**TASK PROMPT**
From the listing below, extract every line containing "interface".

**Records from a collection**
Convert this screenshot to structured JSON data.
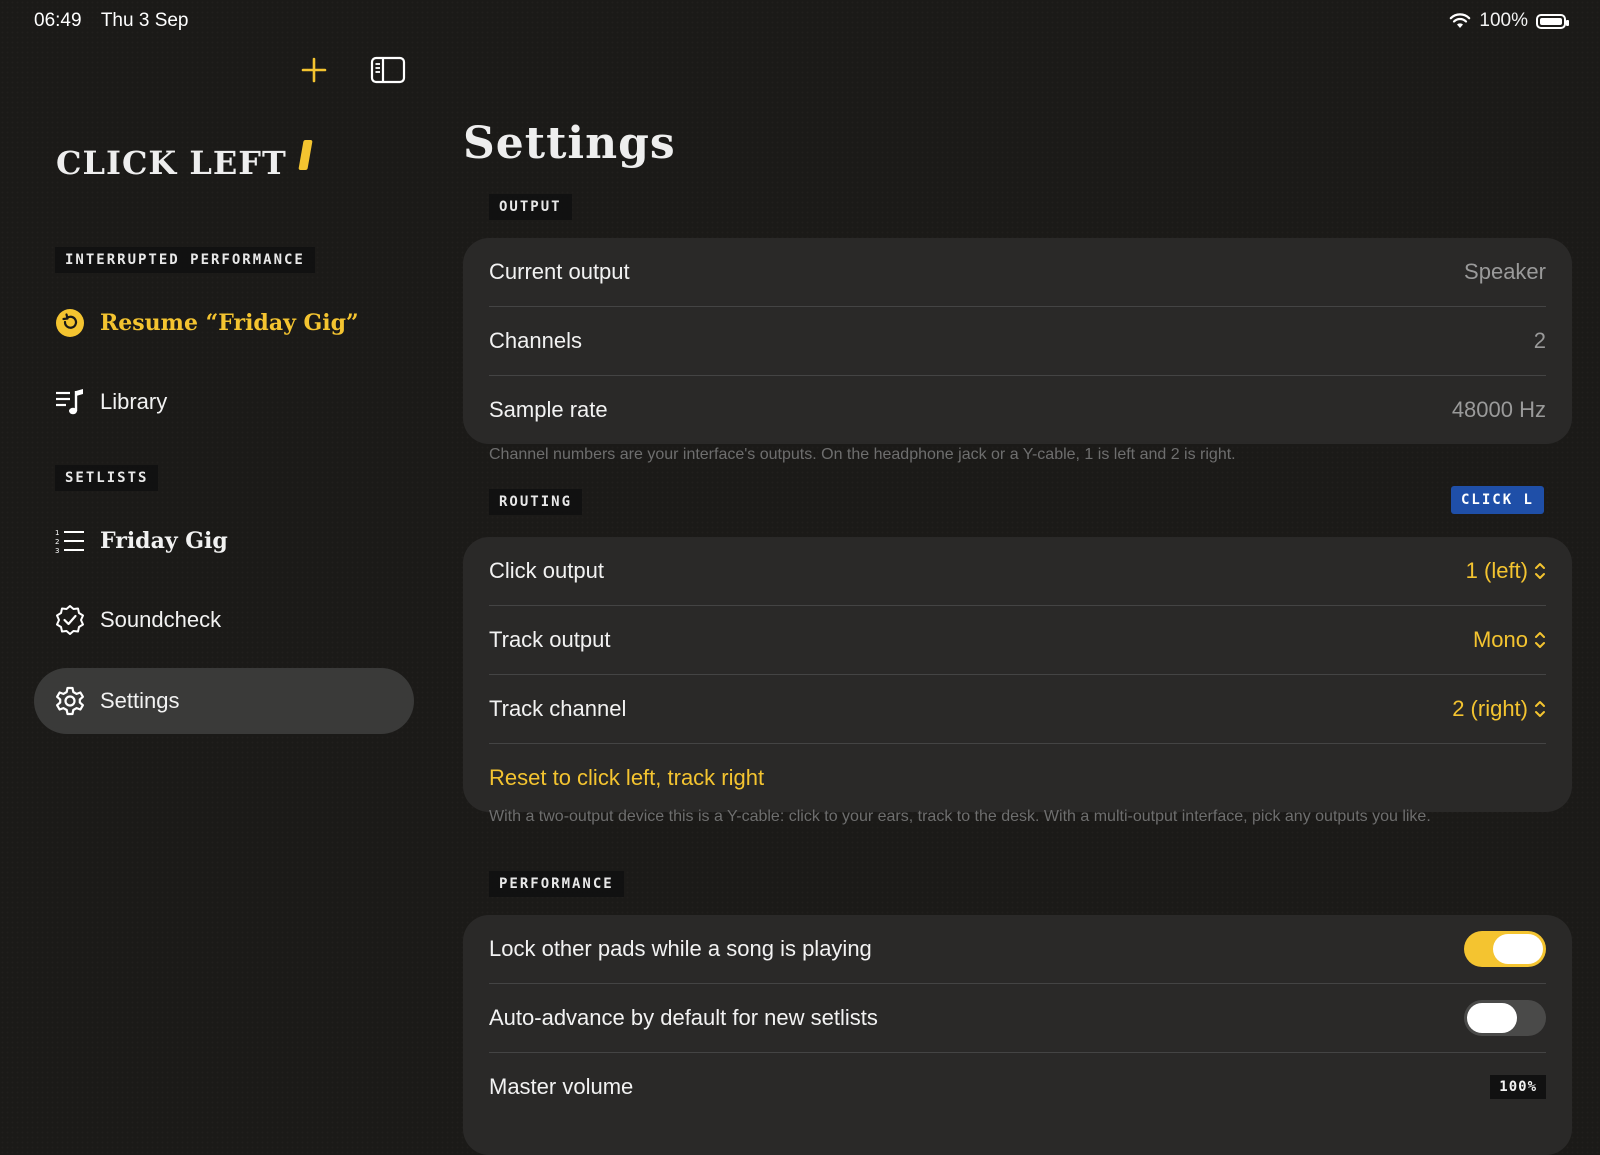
{
  "status": {
    "time": "06:49",
    "date": "Thu 3 Sep",
    "battery": "100%"
  },
  "sidebar": {
    "logo": "CLICK LEFT",
    "interrupted_label": "INTERRUPTED PERFORMANCE",
    "resume": "Resume “Friday Gig”",
    "library": "Library",
    "setlists_label": "SETLISTS",
    "setlist_item": "Friday Gig",
    "soundcheck": "Soundcheck",
    "settings": "Settings"
  },
  "main": {
    "title": "Settings",
    "output": {
      "label": "OUTPUT",
      "rows": [
        {
          "label": "Current output",
          "value": "Speaker"
        },
        {
          "label": "Channels",
          "value": "2"
        },
        {
          "label": "Sample rate",
          "value": "48000 Hz"
        }
      ],
      "footnote": "Channel numbers are your interface's outputs. On the headphone jack or a Y-cable, 1 is left and 2 is right."
    },
    "routing": {
      "label": "ROUTING",
      "badge": "CLICK L",
      "rows": [
        {
          "label": "Click output",
          "value": "1 (left)"
        },
        {
          "label": "Track output",
          "value": "Mono"
        },
        {
          "label": "Track channel",
          "value": "2 (right)"
        }
      ],
      "reset": "Reset to click left, track right",
      "footnote": "With a two-output device this is a Y-cable: click to your ears, track to the desk. With a multi-output interface, pick any outputs you like."
    },
    "performance": {
      "label": "PERFORMANCE",
      "rows": [
        {
          "label": "Lock other pads while a song is playing",
          "on": true
        },
        {
          "label": "Auto-advance by default for new setlists",
          "on": false
        },
        {
          "label": "Master volume",
          "value": "100%"
        }
      ]
    }
  },
  "colors": {
    "accent": "#f4c430",
    "badge": "#1f4fa8",
    "card": "#2a2928"
  }
}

**PROBLEM SOLUTION**
      "footnote": "Channel numbers are your interface's outputs. On the headphone jack or a Y-cable, 1 is left and 2 is right."
      "footnote": "With a two-output device this is a Y-cable: click to your ears, track to the desk. With a multi-output interface, pick any outputs you like."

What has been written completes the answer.